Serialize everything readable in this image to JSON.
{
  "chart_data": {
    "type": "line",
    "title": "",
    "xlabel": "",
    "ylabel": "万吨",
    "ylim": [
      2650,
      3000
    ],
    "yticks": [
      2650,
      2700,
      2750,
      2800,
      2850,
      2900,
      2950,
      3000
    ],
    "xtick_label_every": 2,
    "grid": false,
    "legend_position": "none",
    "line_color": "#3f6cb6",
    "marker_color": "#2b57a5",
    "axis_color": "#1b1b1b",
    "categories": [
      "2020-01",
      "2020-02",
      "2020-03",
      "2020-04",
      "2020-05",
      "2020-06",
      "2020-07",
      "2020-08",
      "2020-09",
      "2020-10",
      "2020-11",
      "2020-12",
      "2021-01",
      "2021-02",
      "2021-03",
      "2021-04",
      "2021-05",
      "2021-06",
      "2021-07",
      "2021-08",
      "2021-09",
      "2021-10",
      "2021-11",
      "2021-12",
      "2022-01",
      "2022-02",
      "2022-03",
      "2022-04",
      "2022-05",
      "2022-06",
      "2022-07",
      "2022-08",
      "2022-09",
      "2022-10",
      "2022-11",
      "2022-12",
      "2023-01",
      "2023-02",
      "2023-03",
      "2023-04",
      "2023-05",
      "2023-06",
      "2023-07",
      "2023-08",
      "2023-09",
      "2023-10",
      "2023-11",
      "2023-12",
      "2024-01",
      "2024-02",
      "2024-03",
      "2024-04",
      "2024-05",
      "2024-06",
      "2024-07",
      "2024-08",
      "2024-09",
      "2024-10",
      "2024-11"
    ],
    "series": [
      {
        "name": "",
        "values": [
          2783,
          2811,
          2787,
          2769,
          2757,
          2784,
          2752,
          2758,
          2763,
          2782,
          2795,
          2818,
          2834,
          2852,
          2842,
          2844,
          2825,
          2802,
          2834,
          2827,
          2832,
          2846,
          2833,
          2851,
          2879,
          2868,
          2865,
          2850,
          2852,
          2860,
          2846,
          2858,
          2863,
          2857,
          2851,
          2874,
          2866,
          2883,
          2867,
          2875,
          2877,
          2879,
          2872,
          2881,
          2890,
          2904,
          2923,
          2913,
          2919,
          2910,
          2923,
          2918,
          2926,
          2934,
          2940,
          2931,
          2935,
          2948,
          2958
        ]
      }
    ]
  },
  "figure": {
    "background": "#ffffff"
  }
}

Required task: Produce an exact copy of every entry above.

Answer to the problem:
Serialize everything readable in this image to JSON.
{
  "chart_data": {
    "type": "line",
    "title": "",
    "xlabel": "",
    "ylabel": "万吨",
    "ylim": [
      2650,
      3000
    ],
    "yticks": [
      2650,
      2700,
      2750,
      2800,
      2850,
      2900,
      2950,
      3000
    ],
    "xtick_label_every": 2,
    "grid": false,
    "legend_position": "none",
    "line_color": "#3f6cb6",
    "marker_color": "#2b57a5",
    "axis_color": "#1b1b1b",
    "categories": [
      "2020-01",
      "2020-02",
      "2020-03",
      "2020-04",
      "2020-05",
      "2020-06",
      "2020-07",
      "2020-08",
      "2020-09",
      "2020-10",
      "2020-11",
      "2020-12",
      "2021-01",
      "2021-02",
      "2021-03",
      "2021-04",
      "2021-05",
      "2021-06",
      "2021-07",
      "2021-08",
      "2021-09",
      "2021-10",
      "2021-11",
      "2021-12",
      "2022-01",
      "2022-02",
      "2022-03",
      "2022-04",
      "2022-05",
      "2022-06",
      "2022-07",
      "2022-08",
      "2022-09",
      "2022-10",
      "2022-11",
      "2022-12",
      "2023-01",
      "2023-02",
      "2023-03",
      "2023-04",
      "2023-05",
      "2023-06",
      "2023-07",
      "2023-08",
      "2023-09",
      "2023-10",
      "2023-11",
      "2023-12",
      "2024-01",
      "2024-02",
      "2024-03",
      "2024-04",
      "2024-05",
      "2024-06",
      "2024-07",
      "2024-08",
      "2024-09",
      "2024-10",
      "2024-11"
    ],
    "series": [
      {
        "name": "",
        "values": [
          2783,
          2811,
          2787,
          2769,
          2757,
          2784,
          2752,
          2758,
          2763,
          2782,
          2795,
          2818,
          2834,
          2852,
          2842,
          2844,
          2825,
          2802,
          2834,
          2827,
          2832,
          2846,
          2833,
          2851,
          2879,
          2868,
          2865,
          2850,
          2852,
          2860,
          2846,
          2858,
          2863,
          2857,
          2851,
          2874,
          2866,
          2883,
          2867,
          2875,
          2877,
          2879,
          2872,
          2881,
          2890,
          2904,
          2923,
          2913,
          2919,
          2910,
          2923,
          2918,
          2926,
          2934,
          2940,
          2931,
          2935,
          2948,
          2958
        ]
      }
    ]
  },
  "figure": {
    "background": "#ffffff"
  }
}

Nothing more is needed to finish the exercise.